> [Supplied data]:
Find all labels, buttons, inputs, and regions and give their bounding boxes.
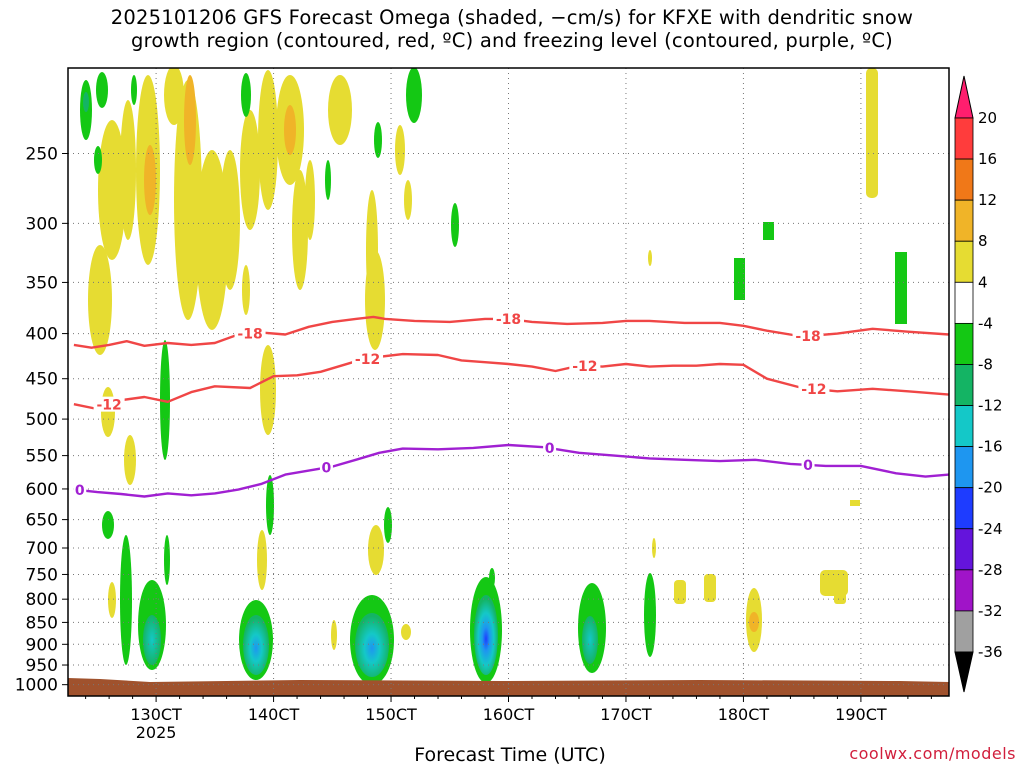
contour-labels: -18 -18 -18 -12 -12 -12 -12 0 0 0 0 [73,310,830,499]
colorbar-swatch [954,528,974,571]
contour-label: 0 [545,441,555,457]
colorbar-label: -24 [978,520,1003,538]
x-tick-year-label: 2025 [136,723,177,742]
colorbar-arrow-bottom [954,651,974,693]
colorbar-label: 20 [978,109,997,127]
colorbar-swatch [954,322,974,365]
colorbar-label: -20 [978,479,1003,497]
y-tick-label: 300 [26,214,58,234]
y-tick-label: 700 [26,539,58,559]
colorbar-label: -4 [978,314,993,332]
colorbar-swatch [954,158,974,201]
contour-label-bg [798,381,830,397]
x-tick-label: 140CT [248,705,300,724]
contour-label: -12 [572,359,597,375]
y-tick-label: 900 [26,635,58,655]
colorbar-label: 16 [978,150,997,168]
x-tick-label: 190CT [835,705,887,724]
contour-label: -18 [496,312,521,328]
contour-label: 0 [803,458,813,474]
colorbar-label: 4 [978,273,988,291]
x-tick-label: 170CT [600,705,652,724]
x-tick-label: 150CT [365,705,417,724]
x-tick-label: 130CT [130,705,182,724]
contour-label-bg [73,482,87,498]
y-tick-label: 850 [26,613,58,633]
x-tick-label: 160CT [483,705,535,724]
colorbar-swatch [954,569,974,612]
temperature-contours [73,315,949,498]
colorbar-label: -32 [978,602,1003,620]
colorbar-swatch [954,199,974,242]
colorbar-label: 8 [978,232,988,250]
contour-label-bg [792,327,824,343]
contour-label: -12 [801,382,826,398]
contour-label-bg [569,357,601,373]
colorbar-label: -28 [978,561,1003,579]
colorbar: 20 16 12 8 4 -4 -8 -12 -16 -20 -24 -28 -32 -36 [954,75,1003,693]
colorbar-label: -8 [978,355,993,373]
grid-lines [68,68,949,696]
colorbar-swatch [954,487,974,530]
contour-label-bg [319,459,333,475]
x-axis: 130CT 140CT 150CT 160CT 170CT 180CT 190CT 2025 [85,696,932,742]
colorbar-label: 12 [978,191,997,209]
y-tick-label: 600 [26,480,58,500]
colorbar-swatch [954,610,974,653]
colorbar-arrow-top [954,75,974,119]
contour-label: -12 [96,398,121,414]
contour-label-bg [93,396,125,412]
y-tick-label: 250 [26,144,58,164]
y-tick-label: 550 [26,447,58,467]
colorbar-swatch [954,117,974,160]
colorbar-swatch [954,446,974,489]
contour-label-bg [352,351,384,367]
y-tick-label: 500 [26,410,58,430]
x-axis-title: Forecast Time (UTC) [414,744,606,766]
chart-title: 2025101206 GFS Forecast Omega (shaded, −… [0,6,1024,52]
colorbar-label: -12 [978,397,1003,415]
chart-title-line-1: 2025101206 GFS Forecast Omega (shaded, −… [110,6,914,29]
colorbar-swatch [954,281,974,324]
contour-label-bg [801,456,815,472]
y-tick-label: 350 [26,273,58,293]
y-tick-label: 650 [26,511,58,531]
y-tick-label: 1000 [15,676,58,696]
contour-label: -18 [237,327,262,343]
contour-line-0 [73,443,949,498]
contour-line--12 [73,352,949,411]
contour-label: -12 [355,352,380,368]
y-tick-label: 950 [26,656,58,676]
contour-label-bg [543,440,557,456]
contour-label-bg [234,325,266,341]
y-tick-label: 400 [26,325,58,345]
contour-label: -18 [795,329,820,345]
y-tick-label: 450 [26,370,58,390]
ground-shading [68,678,949,696]
contour-label: 0 [75,483,85,499]
contour-line--18 [73,315,949,349]
y-tick-label: 750 [26,565,58,585]
colorbar-label: -16 [978,438,1003,456]
y-tick-label: 800 [26,590,58,610]
contour-label: 0 [322,461,332,477]
y-axis: 2503003504004505005506006507007508008509… [15,144,68,696]
contour-label-bg [493,310,524,326]
colorbar-swatch [954,364,974,406]
site-credit: coolwx.com/models [849,744,1016,763]
colorbar-swatch [954,405,974,448]
x-tick-label: 180CT [718,705,770,724]
colorbar-swatch [954,240,974,283]
colorbar-label: -36 [978,643,1003,661]
omega-shading [80,68,907,685]
chart-title-line-2: growth region (contoured, red, ºC) and f… [131,29,893,52]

> [The task]:
Rewrite the data above with every "colorbar-swatch" changed to "colorbar-block" and everything else left unchanged. Leave out the picture.

> [Response to this task]:
Find all labels, buttons, inputs, and regions and give their bounding boxes.
contour-labels: -18 -18 -18 -12 -12 -12 -12 0 0 0 0 [73,310,830,499]
colorbar-block [954,528,974,571]
contour-label: 0 [545,441,555,457]
colorbar-label: -24 [978,520,1003,538]
x-tick-year-label: 2025 [136,723,177,742]
colorbar-arrow-bottom [954,651,974,693]
colorbar-label: 20 [978,109,997,127]
colorbar-block [954,322,974,365]
colorbar-label: -20 [978,479,1003,497]
y-tick-label: 300 [26,214,58,234]
y-tick-label: 700 [26,539,58,559]
colorbar-label: -4 [978,314,993,332]
colorbar-block [954,158,974,201]
contour-label-bg [798,381,830,397]
x-tick-label: 140CT [248,705,300,724]
contour-label: -12 [572,359,597,375]
y-tick-label: 900 [26,635,58,655]
colorbar-label: 16 [978,150,997,168]
x-tick-label: 190CT [835,705,887,724]
contour-label: -18 [496,312,521,328]
contour-label: 0 [803,458,813,474]
colorbar-label: 4 [978,273,988,291]
x-tick-label: 170CT [600,705,652,724]
x-tick-label: 150CT [365,705,417,724]
x-tick-label: 130CT [130,705,182,724]
contour-label-bg [73,482,87,498]
y-tick-label: 850 [26,613,58,633]
x-tick-label: 160CT [483,705,535,724]
colorbar-block [954,569,974,612]
temperature-contours [73,315,949,498]
colorbar-label: -32 [978,602,1003,620]
colorbar-block [954,199,974,242]
colorbar-label: 8 [978,232,988,250]
contour-label-bg [792,327,824,343]
contour-label: -12 [801,382,826,398]
contour-label-bg [569,357,601,373]
colorbar-label: -28 [978,561,1003,579]
colorbar: 20 16 12 8 4 -4 -8 -12 -16 -20 -24 -28 -32 -36 [954,75,1003,693]
colorbar-label: -8 [978,355,993,373]
grid-lines [68,68,949,696]
colorbar-block [954,487,974,530]
contour-label-bg [319,459,333,475]
x-axis: 130CT 140CT 150CT 160CT 170CT 180CT 190CT 2025 [85,696,932,742]
colorbar-label: 12 [978,191,997,209]
y-tick-label: 600 [26,480,58,500]
colorbar-block [954,610,974,653]
colorbar-arrow-top [954,75,974,119]
contour-label: -12 [96,398,121,414]
contour-label-bg [93,396,125,412]
y-tick-label: 250 [26,144,58,164]
y-tick-label: 550 [26,447,58,467]
colorbar-block [954,117,974,160]
colorbar-block [954,446,974,489]
contour-label-bg [352,351,384,367]
y-tick-label: 500 [26,410,58,430]
x-axis-title: Forecast Time (UTC) [414,744,606,766]
chart-title: 2025101206 GFS Forecast Omega (shaded, −… [0,6,1024,52]
colorbar-label: -12 [978,397,1003,415]
chart-title-line-1: 2025101206 GFS Forecast Omega (shaded, −… [110,6,914,29]
colorbar-block [954,281,974,324]
contour-label-bg [801,456,815,472]
y-tick-label: 350 [26,273,58,293]
y-tick-label: 650 [26,511,58,531]
y-tick-label: 1000 [15,676,58,696]
contour-label: -18 [237,327,262,343]
contour-line-0 [73,443,949,498]
contour-line--12 [73,352,949,411]
contour-label: -12 [355,352,380,368]
y-tick-label: 950 [26,656,58,676]
contour-label-bg [543,440,557,456]
contour-label-bg [234,325,266,341]
y-tick-label: 400 [26,325,58,345]
contour-label: -18 [795,329,820,345]
y-tick-label: 450 [26,370,58,390]
ground-shading [68,678,949,696]
contour-label: 0 [75,483,85,499]
contour-line--18 [73,315,949,349]
y-tick-label: 750 [26,565,58,585]
colorbar-label: -16 [978,438,1003,456]
y-tick-label: 800 [26,590,58,610]
contour-label: 0 [322,461,332,477]
y-axis: 2503003504004505005506006507007508008509… [15,144,68,696]
contour-label-bg [493,310,524,326]
colorbar-block [954,364,974,406]
site-credit: coolwx.com/models [849,744,1016,763]
colorbar-block [954,405,974,448]
x-tick-label: 180CT [718,705,770,724]
colorbar-block [954,240,974,283]
colorbar-label: -36 [978,643,1003,661]
omega-shading [80,68,907,685]
chart-title-line-2: growth region (contoured, red, ºC) and f… [131,29,893,52]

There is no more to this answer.